## Source data

■ ■ ■ ■ ■ ■ ■

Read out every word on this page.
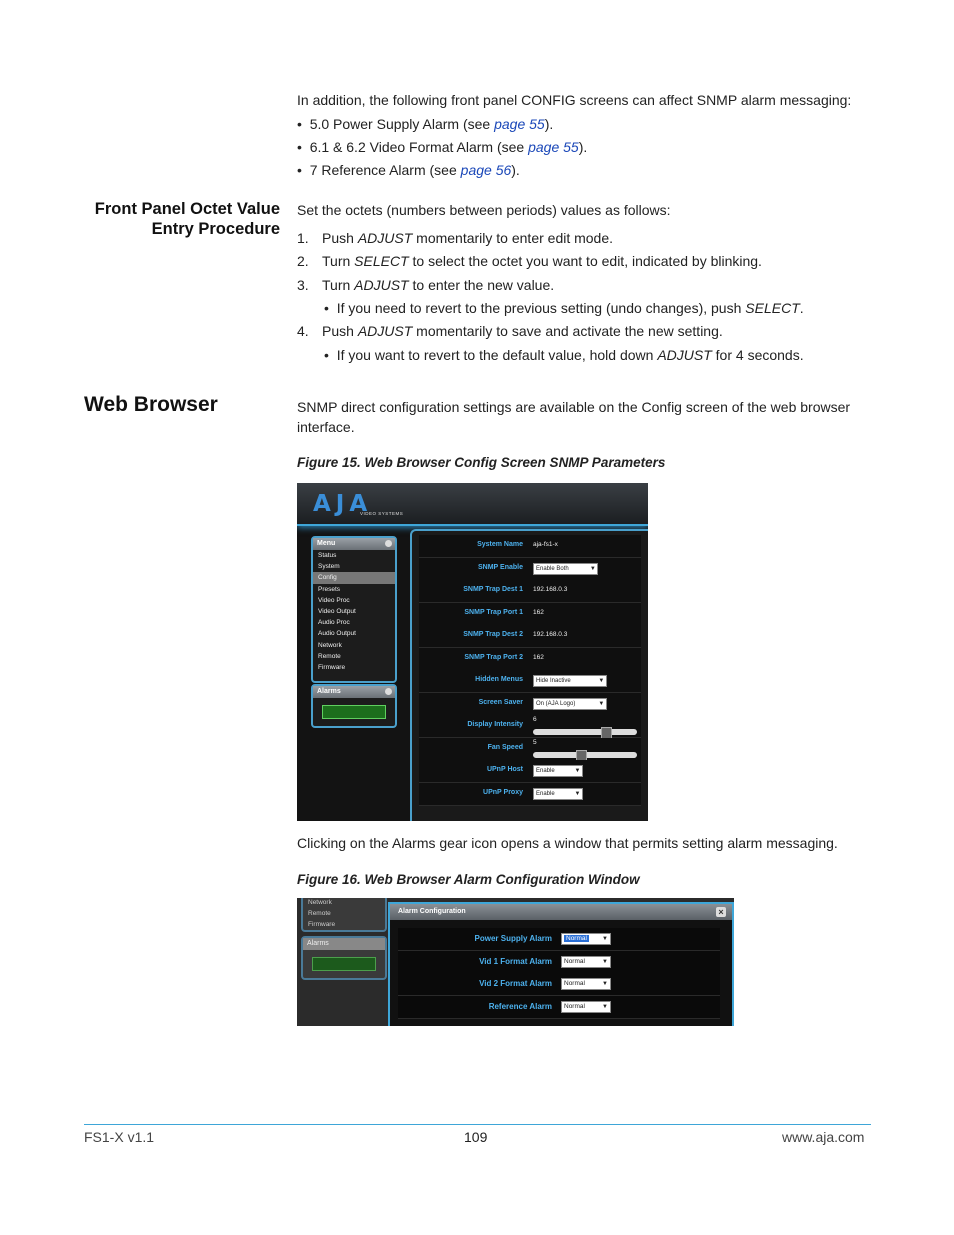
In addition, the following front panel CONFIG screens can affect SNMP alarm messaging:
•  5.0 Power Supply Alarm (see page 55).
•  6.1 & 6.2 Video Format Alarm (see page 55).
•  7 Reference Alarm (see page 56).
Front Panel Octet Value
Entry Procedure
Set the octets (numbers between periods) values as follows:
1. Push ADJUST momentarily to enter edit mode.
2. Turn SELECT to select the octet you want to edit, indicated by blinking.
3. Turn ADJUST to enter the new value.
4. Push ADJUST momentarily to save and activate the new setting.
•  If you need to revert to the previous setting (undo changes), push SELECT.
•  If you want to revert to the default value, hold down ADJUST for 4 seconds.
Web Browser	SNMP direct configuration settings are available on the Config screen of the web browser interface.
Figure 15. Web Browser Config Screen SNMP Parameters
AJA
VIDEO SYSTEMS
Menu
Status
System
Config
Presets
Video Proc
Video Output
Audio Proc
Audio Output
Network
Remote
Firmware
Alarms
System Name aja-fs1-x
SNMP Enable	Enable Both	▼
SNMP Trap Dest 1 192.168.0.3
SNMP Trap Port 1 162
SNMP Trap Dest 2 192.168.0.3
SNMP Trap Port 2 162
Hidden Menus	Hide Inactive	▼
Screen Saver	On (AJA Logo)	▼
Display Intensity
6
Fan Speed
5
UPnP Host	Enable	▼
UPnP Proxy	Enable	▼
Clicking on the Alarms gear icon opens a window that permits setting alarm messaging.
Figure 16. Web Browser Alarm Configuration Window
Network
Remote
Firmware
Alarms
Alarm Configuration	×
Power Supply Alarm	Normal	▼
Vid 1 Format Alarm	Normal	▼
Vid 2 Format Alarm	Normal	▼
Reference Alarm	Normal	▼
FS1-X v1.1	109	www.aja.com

■ ■ ■ ■ ■ ■ ■

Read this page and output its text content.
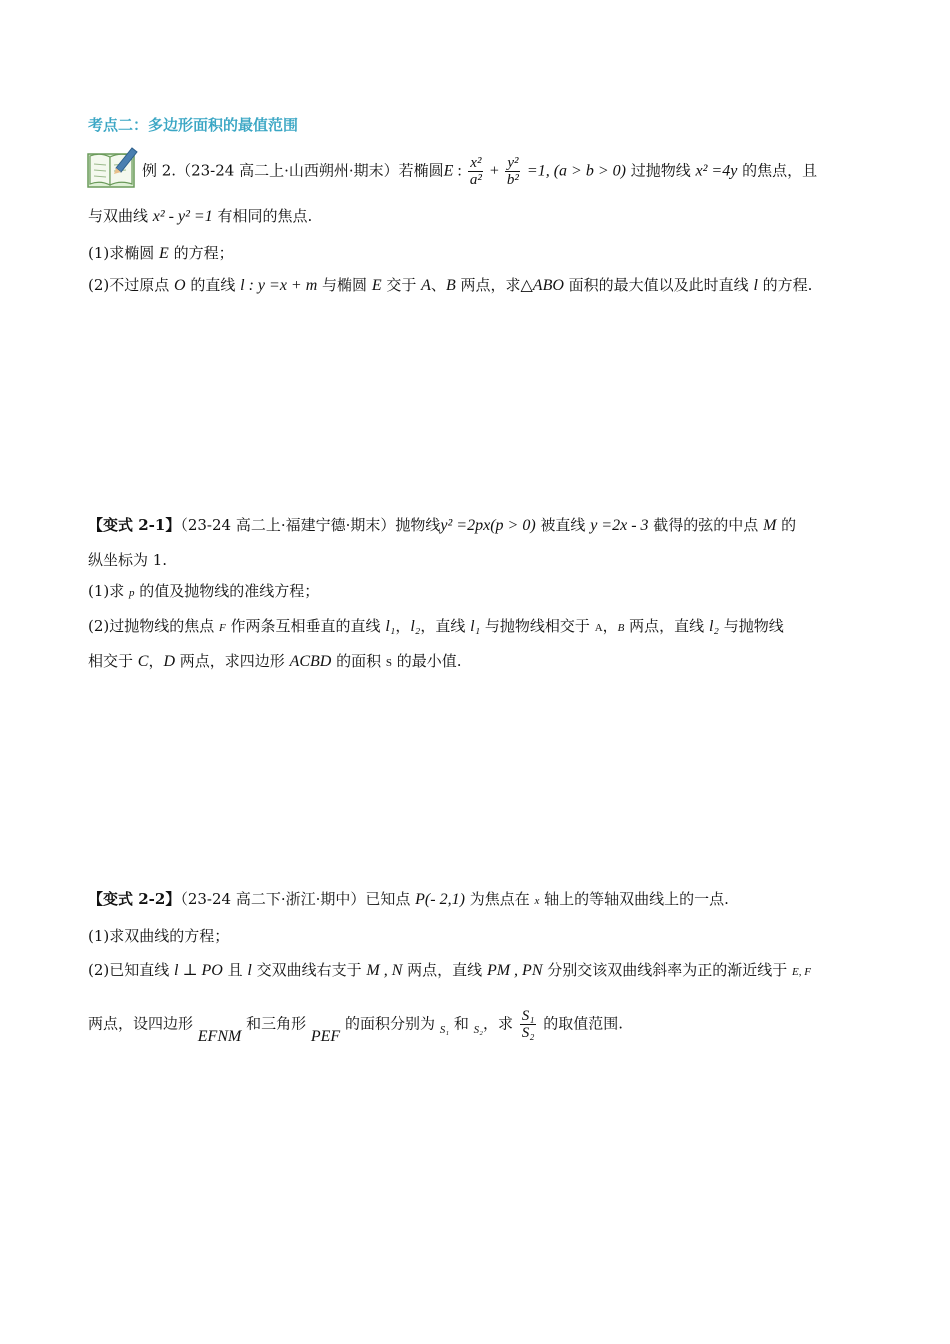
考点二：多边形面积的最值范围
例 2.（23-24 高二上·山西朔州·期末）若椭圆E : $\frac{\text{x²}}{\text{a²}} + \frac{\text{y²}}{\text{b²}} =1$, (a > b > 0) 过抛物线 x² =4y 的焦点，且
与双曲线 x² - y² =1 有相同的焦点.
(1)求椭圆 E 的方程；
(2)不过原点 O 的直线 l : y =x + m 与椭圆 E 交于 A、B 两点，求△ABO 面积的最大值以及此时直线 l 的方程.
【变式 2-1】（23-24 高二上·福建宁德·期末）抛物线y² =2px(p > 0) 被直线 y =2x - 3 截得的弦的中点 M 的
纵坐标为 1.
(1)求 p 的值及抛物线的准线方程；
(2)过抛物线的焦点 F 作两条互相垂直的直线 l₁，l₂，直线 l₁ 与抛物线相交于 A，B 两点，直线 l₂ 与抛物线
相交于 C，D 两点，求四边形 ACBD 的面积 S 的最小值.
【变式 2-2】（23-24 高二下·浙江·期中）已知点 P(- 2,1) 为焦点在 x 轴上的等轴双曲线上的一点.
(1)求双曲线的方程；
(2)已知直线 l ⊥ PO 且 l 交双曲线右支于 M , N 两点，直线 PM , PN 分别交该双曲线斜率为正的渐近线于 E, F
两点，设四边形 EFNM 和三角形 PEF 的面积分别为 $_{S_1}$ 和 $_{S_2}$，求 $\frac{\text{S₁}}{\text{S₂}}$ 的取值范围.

■ ■ ■ ■ ■ ■ ■

## Problem
Go through the lines above. Select every one that has the string "revert".

## Full solution
•  If you need to revert to the previous setting (undo changes), push SELECT.
•  If you want to revert to the default value, hold down ADJUST for 4 seconds.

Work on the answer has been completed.